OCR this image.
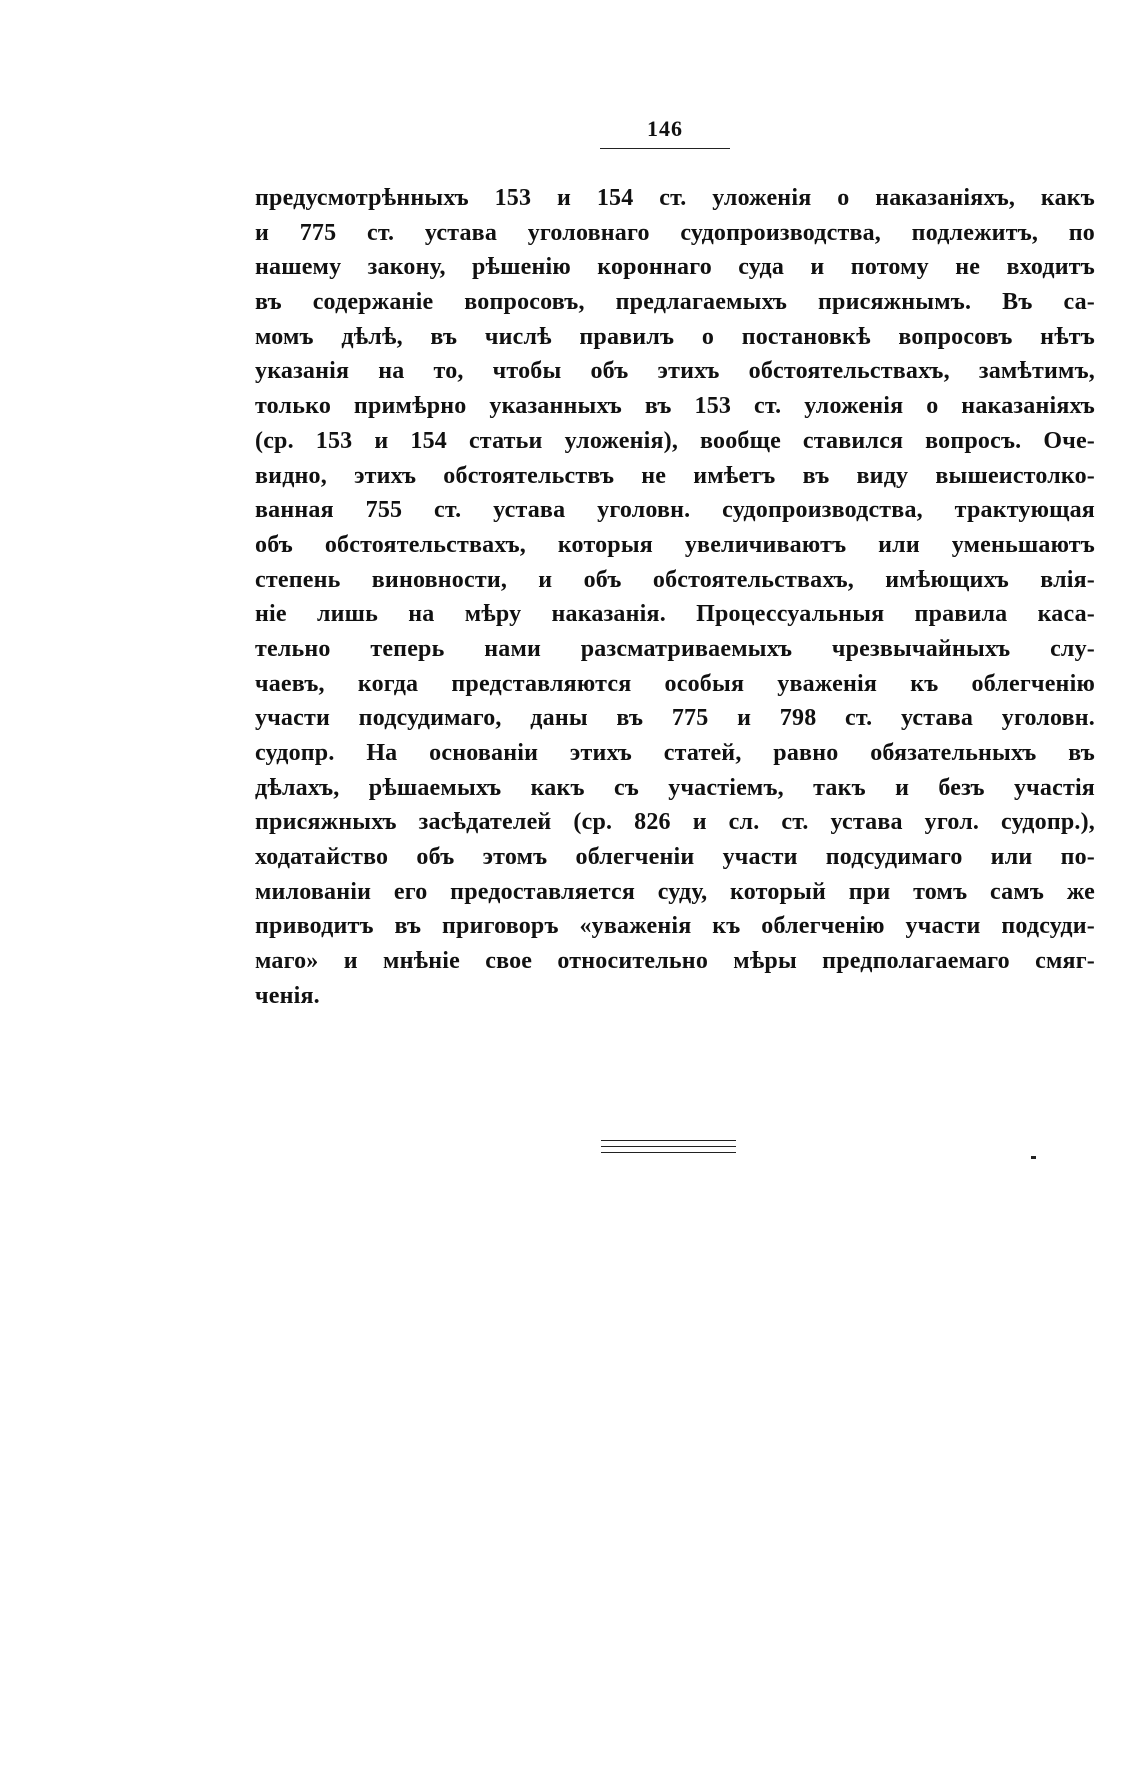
146
предусмотрѣнныхъ 153 и 154 ст. уложенія о наказаніяхъ, какъ
и 775 ст. устава уголовнаго судопроизводства, подлежитъ, по
нашему закону, рѣшенію короннаго суда и потому не входитъ
въ содержаніе вопросовъ, предлагаемыхъ присяжнымъ. Въ са-
момъ дѣлѣ, въ числѣ правилъ о постановкѣ вопросовъ нѣтъ
указанія на то, чтобы объ этихъ обстоятельствахъ, замѣтимъ,
только примѣрно указанныхъ въ 153 ст. уложенія о наказаніяхъ
(ср. 153 и 154 статьи уложенія), вообще ставился вопросъ. Оче-
видно, этихъ обстоятельствъ не имѣетъ въ виду вышеистолко-
ванная 755 ст. устава уголовн. судопроизводства, трактующая
объ обстоятельствахъ, которыя увеличиваютъ или уменьшаютъ
степень виновности, и объ обстоятельствахъ, имѣющихъ влія-
ніе лишь на мѣру наказанія. Процессуальныя правила каса-
тельно теперь нами разсматриваемыхъ чрезвычайныхъ слу-
чаевъ, когда представляются особыя уваженія къ облегченію
участи подсудимаго, даны въ 775 и 798 ст. устава уголовн.
судопр. На основаніи этихъ статей, равно обязательныхъ въ
дѣлахъ, рѣшаемыхъ какъ съ участіемъ, такъ и безъ участія
присяжныхъ засѣдателей (ср. 826 и сл. ст. устава угол. судопр.),
ходатайство объ этомъ облегченіи участи подсудимаго или по-
милованіи его предоставляется суду, который при томъ самъ же
приводитъ въ приговоръ «уваженія къ облегченію участи подсуди-
маго» и мнѣніе свое относительно мѣры предполагаемаго смяг-
ченія.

■ ■ ■ ■ ■ ■ ■

Restate the records word for word, omitting images.

OCR this image.
146
предусмотрѣнныхъ 153 и 154 ст. уложенія о наказаніяхъ, какъ
и 775 ст. устава уголовнаго судопроизводства, подлежитъ, по
нашему закону, рѣшенію короннаго суда и потому не входитъ
въ содержаніе вопросовъ, предлагаемыхъ присяжнымъ. Въ са-
момъ дѣлѣ, въ числѣ правилъ о постановкѣ вопросовъ нѣтъ
указанія на то, чтобы объ этихъ обстоятельствахъ, замѣтимъ,
только примѣрно указанныхъ въ 153 ст. уложенія о наказаніяхъ
(ср. 153 и 154 статьи уложенія), вообще ставился вопросъ. Оче-
видно, этихъ обстоятельствъ не имѣетъ въ виду вышеистолко-
ванная 755 ст. устава уголовн. судопроизводства, трактующая
объ обстоятельствахъ, которыя увеличиваютъ или уменьшаютъ
степень виновности, и объ обстоятельствахъ, имѣющихъ влія-
ніе лишь на мѣру наказанія. Процессуальныя правила каса-
тельно теперь нами разсматриваемыхъ чрезвычайныхъ слу-
чаевъ, когда представляются особыя уваженія къ облегченію
участи подсудимаго, даны въ 775 и 798 ст. устава уголовн.
судопр. На основаніи этихъ статей, равно обязательныхъ въ
дѣлахъ, рѣшаемыхъ какъ съ участіемъ, такъ и безъ участія
присяжныхъ засѣдателей (ср. 826 и сл. ст. устава угол. судопр.),
ходатайство объ этомъ облегченіи участи подсудимаго или по-
милованіи его предоставляется суду, который при томъ самъ же
приводитъ въ приговоръ «уваженія къ облегченію участи подсуди-
маго» и мнѣніе свое относительно мѣры предполагаемаго смяг-
ченія.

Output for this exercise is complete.